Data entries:
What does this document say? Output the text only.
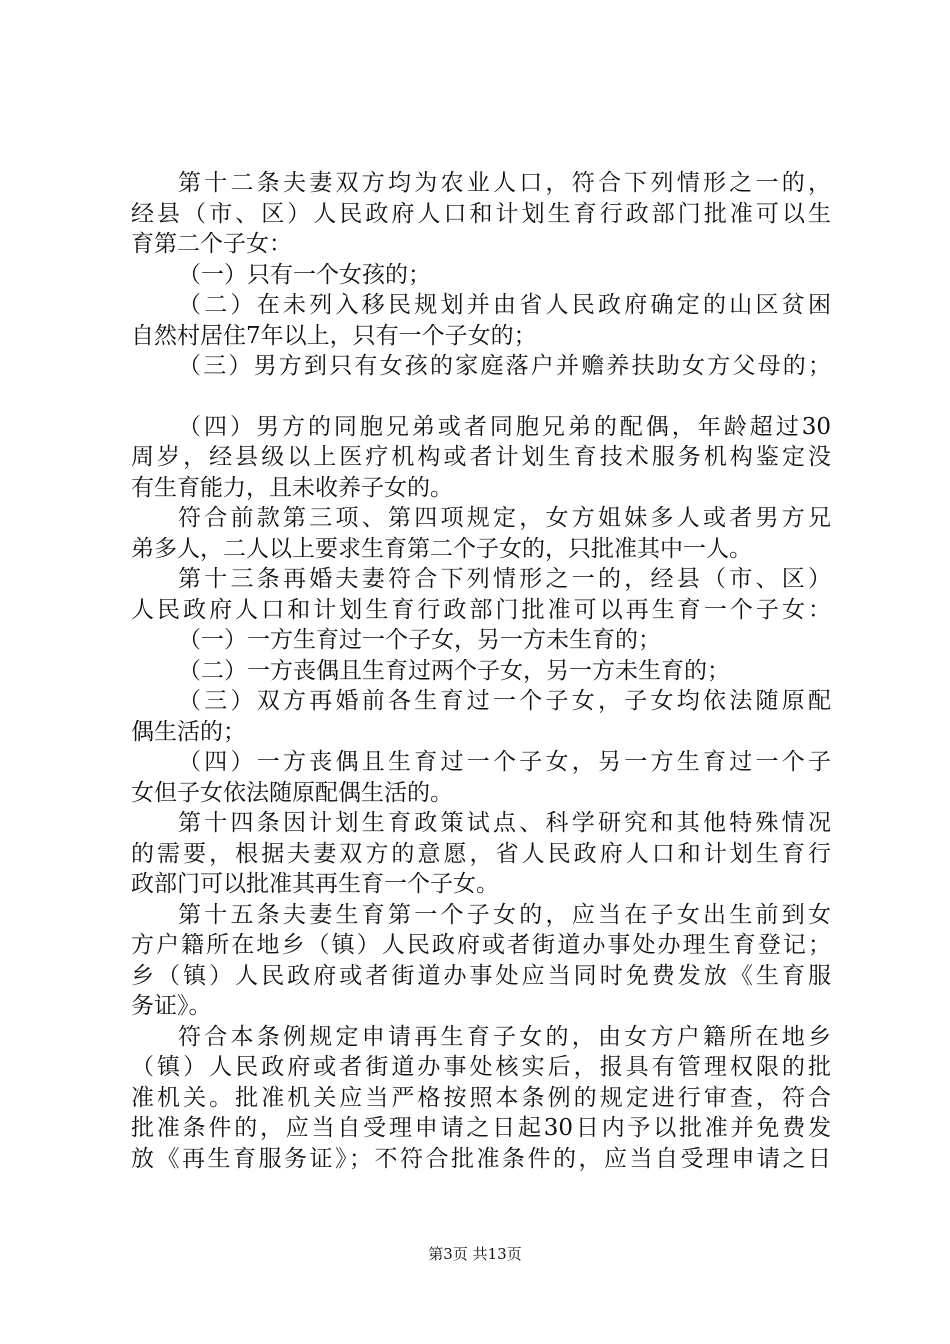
第十二条夫妻双方均为农业人口，符合下列情形之一的，
经县（市、区）人民政府人口和计划生育行政部门批准可以生
育第二个子女：
（一）只有一个女孩的；
（二）在未列入移民规划并由省人民政府确定的山区贫困
自然村居住7年以上，只有一个子女的；
（三）男方到只有女孩的家庭落户并赡养扶助女方父母的；
（四）男方的同胞兄弟或者同胞兄弟的配偶，年龄超过30
周岁，经县级以上医疗机构或者计划生育技术服务机构鉴定没
有生育能力，且未收养子女的。
符合前款第三项、第四项规定，女方姐妹多人或者男方兄
弟多人，二人以上要求生育第二个子女的，只批准其中一人。
第十三条再婚夫妻符合下列情形之一的，经县（市、区）
人民政府人口和计划生育行政部门批准可以再生育一个子女：
（一）一方生育过一个子女，另一方未生育的；
（二）一方丧偶且生育过两个子女，另一方未生育的；
（三）双方再婚前各生育过一个子女，子女均依法随原配
偶生活的；
（四）一方丧偶且生育过一个子女，另一方生育过一个子
女但子女依法随原配偶生活的。
第十四条因计划生育政策试点、科学研究和其他特殊情况
的需要，根据夫妻双方的意愿，省人民政府人口和计划生育行
政部门可以批准其再生育一个子女。
第十五条夫妻生育第一个子女的，应当在子女出生前到女
方户籍所在地乡（镇）人民政府或者街道办事处办理生育登记；
乡（镇）人民政府或者街道办事处应当同时免费发放《生育服
务证》。
符合本条例规定申请再生育子女的，由女方户籍所在地乡
（镇）人民政府或者街道办事处核实后，报具有管理权限的批
准机关。批准机关应当严格按照本条例的规定进行审查，符合
批准条件的，应当自受理申请之日起30日内予以批准并免费发
放《再生育服务证》；不符合批准条件的，应当自受理申请之日
第3页 共13页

=== WHAT YOU WILL DO ===
Above are the records; reproduce them exactly and leave out the pictures.

=== TASK RESPONSE ===
What does this document say? Output the text only.
第十二条夫妻双方均为农业人口，符合下列情形之一的，
经县（市、区）人民政府人口和计划生育行政部门批准可以生
育第二个子女：
（一）只有一个女孩的；
（二）在未列入移民规划并由省人民政府确定的山区贫困
自然村居住7年以上，只有一个子女的；
（三）男方到只有女孩的家庭落户并赡养扶助女方父母的；
（四）男方的同胞兄弟或者同胞兄弟的配偶，年龄超过30
周岁，经县级以上医疗机构或者计划生育技术服务机构鉴定没
有生育能力，且未收养子女的。
符合前款第三项、第四项规定，女方姐妹多人或者男方兄
弟多人，二人以上要求生育第二个子女的，只批准其中一人。
第十三条再婚夫妻符合下列情形之一的，经县（市、区）
人民政府人口和计划生育行政部门批准可以再生育一个子女：
（一）一方生育过一个子女，另一方未生育的；
（二）一方丧偶且生育过两个子女，另一方未生育的；
（三）双方再婚前各生育过一个子女，子女均依法随原配
偶生活的；
（四）一方丧偶且生育过一个子女，另一方生育过一个子
女但子女依法随原配偶生活的。
第十四条因计划生育政策试点、科学研究和其他特殊情况
的需要，根据夫妻双方的意愿，省人民政府人口和计划生育行
政部门可以批准其再生育一个子女。
第十五条夫妻生育第一个子女的，应当在子女出生前到女
方户籍所在地乡（镇）人民政府或者街道办事处办理生育登记；
乡（镇）人民政府或者街道办事处应当同时免费发放《生育服
务证》。
符合本条例规定申请再生育子女的，由女方户籍所在地乡
（镇）人民政府或者街道办事处核实后，报具有管理权限的批
准机关。批准机关应当严格按照本条例的规定进行审查，符合
批准条件的，应当自受理申请之日起30日内予以批准并免费发
放《再生育服务证》；不符合批准条件的，应当自受理申请之日
第3页 共13页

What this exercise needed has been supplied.